● AIM: Your task is to gather the lines below that hold the string "Chihuahuense".

● RECORDS FOR PROCESSING:
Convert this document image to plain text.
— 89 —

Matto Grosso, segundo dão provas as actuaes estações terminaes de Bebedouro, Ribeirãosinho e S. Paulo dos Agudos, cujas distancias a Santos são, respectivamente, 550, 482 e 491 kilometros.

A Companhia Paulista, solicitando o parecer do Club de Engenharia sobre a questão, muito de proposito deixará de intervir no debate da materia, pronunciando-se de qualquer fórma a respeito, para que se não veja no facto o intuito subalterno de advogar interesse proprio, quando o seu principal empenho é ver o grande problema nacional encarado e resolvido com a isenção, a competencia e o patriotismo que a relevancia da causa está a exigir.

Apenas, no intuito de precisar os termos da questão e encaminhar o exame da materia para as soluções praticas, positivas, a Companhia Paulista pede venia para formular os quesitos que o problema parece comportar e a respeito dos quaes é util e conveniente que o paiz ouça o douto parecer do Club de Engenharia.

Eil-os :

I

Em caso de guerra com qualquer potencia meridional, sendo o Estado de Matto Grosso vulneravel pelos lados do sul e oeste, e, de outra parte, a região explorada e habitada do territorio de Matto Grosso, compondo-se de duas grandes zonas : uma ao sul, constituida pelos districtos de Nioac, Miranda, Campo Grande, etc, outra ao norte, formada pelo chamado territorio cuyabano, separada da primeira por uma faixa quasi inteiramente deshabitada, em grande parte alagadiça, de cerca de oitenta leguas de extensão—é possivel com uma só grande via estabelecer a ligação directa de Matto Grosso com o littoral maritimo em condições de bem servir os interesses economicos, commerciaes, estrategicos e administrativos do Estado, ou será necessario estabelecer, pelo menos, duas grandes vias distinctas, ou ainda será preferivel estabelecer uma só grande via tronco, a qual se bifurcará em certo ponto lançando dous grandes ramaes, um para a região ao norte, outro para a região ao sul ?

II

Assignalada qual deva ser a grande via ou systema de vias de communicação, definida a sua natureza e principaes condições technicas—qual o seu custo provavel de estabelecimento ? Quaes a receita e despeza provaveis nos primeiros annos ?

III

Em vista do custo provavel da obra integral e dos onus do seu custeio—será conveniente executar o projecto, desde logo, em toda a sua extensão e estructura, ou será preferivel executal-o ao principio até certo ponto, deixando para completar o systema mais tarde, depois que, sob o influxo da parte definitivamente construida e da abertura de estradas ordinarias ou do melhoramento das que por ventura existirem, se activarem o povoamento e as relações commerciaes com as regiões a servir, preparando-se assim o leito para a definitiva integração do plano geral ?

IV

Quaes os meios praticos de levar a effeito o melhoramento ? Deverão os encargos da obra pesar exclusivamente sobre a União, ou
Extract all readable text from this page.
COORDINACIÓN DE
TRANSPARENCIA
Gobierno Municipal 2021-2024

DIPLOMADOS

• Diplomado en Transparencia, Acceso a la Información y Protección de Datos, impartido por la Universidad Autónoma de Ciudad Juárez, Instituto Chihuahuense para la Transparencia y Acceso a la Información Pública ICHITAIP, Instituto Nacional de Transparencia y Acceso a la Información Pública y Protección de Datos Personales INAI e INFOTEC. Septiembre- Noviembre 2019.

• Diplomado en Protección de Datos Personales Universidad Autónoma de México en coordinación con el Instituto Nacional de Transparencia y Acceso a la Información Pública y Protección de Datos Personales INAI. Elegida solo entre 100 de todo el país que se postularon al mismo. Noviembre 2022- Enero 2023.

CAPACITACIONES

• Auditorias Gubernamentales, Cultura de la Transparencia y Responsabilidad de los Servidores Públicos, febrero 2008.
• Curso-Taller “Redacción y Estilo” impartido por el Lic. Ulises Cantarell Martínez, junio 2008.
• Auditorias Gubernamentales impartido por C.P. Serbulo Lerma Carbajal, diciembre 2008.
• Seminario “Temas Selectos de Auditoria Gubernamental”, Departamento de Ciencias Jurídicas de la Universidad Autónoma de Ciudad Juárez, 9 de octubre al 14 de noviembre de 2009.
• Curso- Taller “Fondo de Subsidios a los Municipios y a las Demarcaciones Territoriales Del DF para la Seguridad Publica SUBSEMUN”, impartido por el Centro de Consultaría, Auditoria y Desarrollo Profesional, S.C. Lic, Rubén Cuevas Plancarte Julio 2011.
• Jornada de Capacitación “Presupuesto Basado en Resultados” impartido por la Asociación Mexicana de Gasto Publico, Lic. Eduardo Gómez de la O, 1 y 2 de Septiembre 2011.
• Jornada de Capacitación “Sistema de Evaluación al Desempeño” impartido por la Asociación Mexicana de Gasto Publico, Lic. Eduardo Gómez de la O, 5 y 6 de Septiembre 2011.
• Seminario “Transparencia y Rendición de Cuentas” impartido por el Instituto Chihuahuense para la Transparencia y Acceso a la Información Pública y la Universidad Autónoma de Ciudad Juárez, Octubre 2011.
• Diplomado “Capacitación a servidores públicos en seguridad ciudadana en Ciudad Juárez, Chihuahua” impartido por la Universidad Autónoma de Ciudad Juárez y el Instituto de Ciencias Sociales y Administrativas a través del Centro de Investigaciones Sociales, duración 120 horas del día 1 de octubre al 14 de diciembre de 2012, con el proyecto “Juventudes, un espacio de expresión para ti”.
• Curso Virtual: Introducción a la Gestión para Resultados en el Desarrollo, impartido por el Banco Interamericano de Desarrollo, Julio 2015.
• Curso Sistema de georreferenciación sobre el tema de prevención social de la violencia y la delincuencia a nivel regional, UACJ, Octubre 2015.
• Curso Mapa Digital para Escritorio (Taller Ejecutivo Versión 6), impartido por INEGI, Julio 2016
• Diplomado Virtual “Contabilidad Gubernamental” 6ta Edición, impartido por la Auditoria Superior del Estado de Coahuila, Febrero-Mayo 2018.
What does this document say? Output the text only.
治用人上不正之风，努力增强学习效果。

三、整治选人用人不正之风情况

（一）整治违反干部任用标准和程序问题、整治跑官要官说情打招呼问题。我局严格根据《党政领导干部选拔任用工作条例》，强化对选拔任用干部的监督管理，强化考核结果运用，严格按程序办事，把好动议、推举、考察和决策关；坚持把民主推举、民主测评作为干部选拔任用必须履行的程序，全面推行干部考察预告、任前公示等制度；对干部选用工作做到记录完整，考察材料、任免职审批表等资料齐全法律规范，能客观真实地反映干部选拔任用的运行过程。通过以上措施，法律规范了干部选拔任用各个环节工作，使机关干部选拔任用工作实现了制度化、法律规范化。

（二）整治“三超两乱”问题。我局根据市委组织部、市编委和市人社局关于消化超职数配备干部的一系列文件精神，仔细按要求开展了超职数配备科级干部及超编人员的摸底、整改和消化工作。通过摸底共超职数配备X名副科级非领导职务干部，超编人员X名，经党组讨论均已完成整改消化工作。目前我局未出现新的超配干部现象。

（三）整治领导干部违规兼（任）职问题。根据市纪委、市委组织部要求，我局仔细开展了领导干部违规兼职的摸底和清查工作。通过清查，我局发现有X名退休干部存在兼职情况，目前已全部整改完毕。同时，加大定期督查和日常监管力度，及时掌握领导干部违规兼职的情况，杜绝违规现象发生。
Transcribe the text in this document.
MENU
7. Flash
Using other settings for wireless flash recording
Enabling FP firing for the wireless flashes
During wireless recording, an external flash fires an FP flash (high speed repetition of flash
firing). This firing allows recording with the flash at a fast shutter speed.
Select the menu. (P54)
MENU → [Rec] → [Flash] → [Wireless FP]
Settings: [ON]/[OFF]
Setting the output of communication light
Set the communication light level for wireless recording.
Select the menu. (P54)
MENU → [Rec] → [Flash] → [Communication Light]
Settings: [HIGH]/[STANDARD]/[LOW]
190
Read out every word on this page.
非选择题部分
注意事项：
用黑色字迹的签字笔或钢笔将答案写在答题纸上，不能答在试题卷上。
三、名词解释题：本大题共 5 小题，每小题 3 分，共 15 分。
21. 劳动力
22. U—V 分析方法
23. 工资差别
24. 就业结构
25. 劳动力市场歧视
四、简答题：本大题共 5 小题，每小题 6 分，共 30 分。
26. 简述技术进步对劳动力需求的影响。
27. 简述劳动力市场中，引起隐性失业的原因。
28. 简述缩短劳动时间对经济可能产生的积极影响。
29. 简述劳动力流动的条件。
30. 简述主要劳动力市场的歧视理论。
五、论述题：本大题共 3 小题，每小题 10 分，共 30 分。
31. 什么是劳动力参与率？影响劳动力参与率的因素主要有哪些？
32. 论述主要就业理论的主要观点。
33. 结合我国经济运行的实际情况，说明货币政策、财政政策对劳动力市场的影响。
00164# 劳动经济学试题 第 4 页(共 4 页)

● OUTPUT FOR THIS TASK:
• Diplomado en Transparencia, Acceso a la Información y Protección de Datos, impartido por la Universidad Autónoma de Ciudad Juárez, Instituto Chihuahuense para la Transparencia y Acceso a la Información Pública ICHITAIP, Instituto Nacional de Transparencia y Acceso a la Información Pública y Protección de Datos Personales INAI e INFOTEC. Septiembre- Noviembre 2019.
• Seminario “Transparencia y Rendición de Cuentas” impartido por el Instituto Chihuahuense para la Transparencia y Acceso a la Información Pública y la Universidad Autónoma de Ciudad Juárez, Octubre 2011.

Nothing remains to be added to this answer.